Request: Transcribe the listing that follows in full, omitting pictures.

[Recorded data]

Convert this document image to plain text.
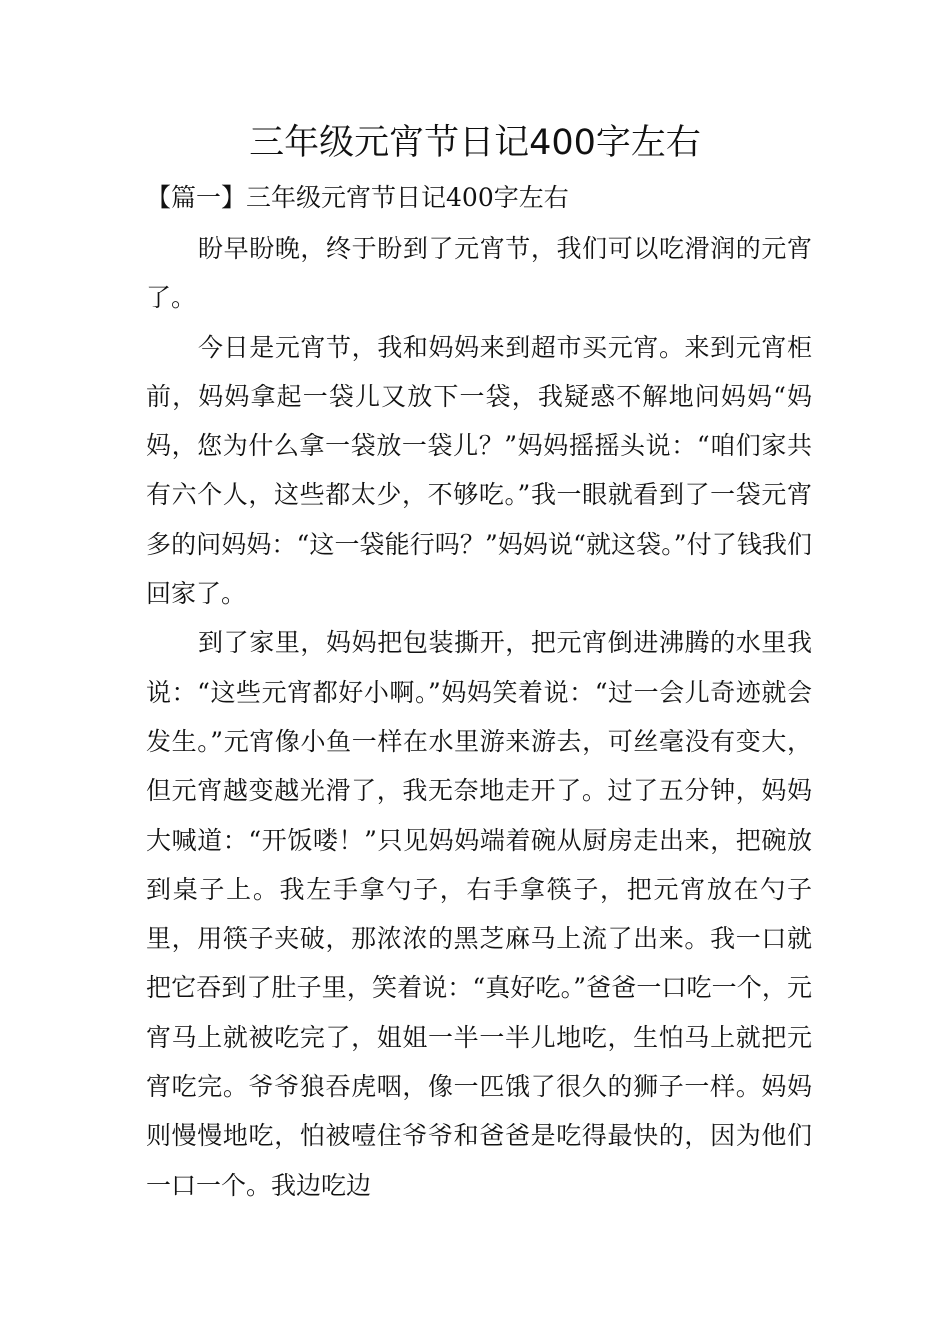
三年级元宵节日记400字左右
【篇一】三年级元宵节日记400字左右

盼早盼晚，终于盼到了元宵节，我们可以吃滑润的元宵了。

今日是元宵节，我和妈妈来到超市买元宵。来到元宵柜前，妈妈拿起一袋儿又放下一袋，我疑惑不解地问妈妈“妈妈，您为什么拿一袋放一袋儿？”妈妈摇摇头说：“咱们家共有六个人，这些都太少，不够吃。”我一眼就看到了一袋元宵多的问妈妈：“这一袋能行吗？”妈妈说“就这袋。”付了钱我们回家了。

到了家里，妈妈把包装撕开，把元宵倒进沸腾的水里我说：“这些元宵都好小啊。”妈妈笑着说：“过一会儿奇迹就会发生。”元宵像小鱼一样在水里游来游去，可丝毫没有变大，但元宵越变越光滑了，我无奈地走开了。过了五分钟，妈妈大喊道：“开饭喽！”只见妈妈端着碗从厨房走出来，把碗放到桌子上。我左手拿勺子，右手拿筷子，把元宵放在勺子里，用筷子夹破，那浓浓的黑芝麻马上流了出来。我一口就把它吞到了肚子里，笑着说：“真好吃。”爸爸一口吃一个，元宵马上就被吃完了，姐姐一半一半儿地吃，生怕马上就把元宵吃完。爷爷狼吞虎咽，像一匹饿了很久的狮子一样。妈妈则慢慢地吃，怕被噎住爷爷和爸爸是吃得最快的，因为他们一口一个。我边吃边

Result of this task:
Convert this document image to plain text.
三年级元宵节日记400字左右
【篇一】三年级元宵节日记400字左右

盼早盼晚，终于盼到了元宵节，我们可以吃滑润的元宵了。

今日是元宵节，我和妈妈来到超市买元宵。来到元宵柜前，妈妈拿起一袋儿又放下一袋，我疑惑不解地问妈妈“妈妈，您为什么拿一袋放一袋儿？”妈妈摇摇头说：“咱们家共有六个人，这些都太少，不够吃。”我一眼就看到了一袋元宵多的问妈妈：“这一袋能行吗？”妈妈说“就这袋。”付了钱我们回家了。

到了家里，妈妈把包装撕开，把元宵倒进沸腾的水里我说：“这些元宵都好小啊。”妈妈笑着说：“过一会儿奇迹就会发生。”元宵像小鱼一样在水里游来游去，可丝毫没有变大，但元宵越变越光滑了，我无奈地走开了。过了五分钟，妈妈大喊道：“开饭喽！”只见妈妈端着碗从厨房走出来，把碗放到桌子上。我左手拿勺子，右手拿筷子，把元宵放在勺子里，用筷子夹破，那浓浓的黑芝麻马上流了出来。我一口就把它吞到了肚子里，笑着说：“真好吃。”爸爸一口吃一个，元宵马上就被吃完了，姐姐一半一半儿地吃，生怕马上就把元宵吃完。爷爷狼吞虎咽，像一匹饿了很久的狮子一样。妈妈则慢慢地吃，怕被噎住爷爷和爸爸是吃得最快的，因为他们一口一个。我边吃边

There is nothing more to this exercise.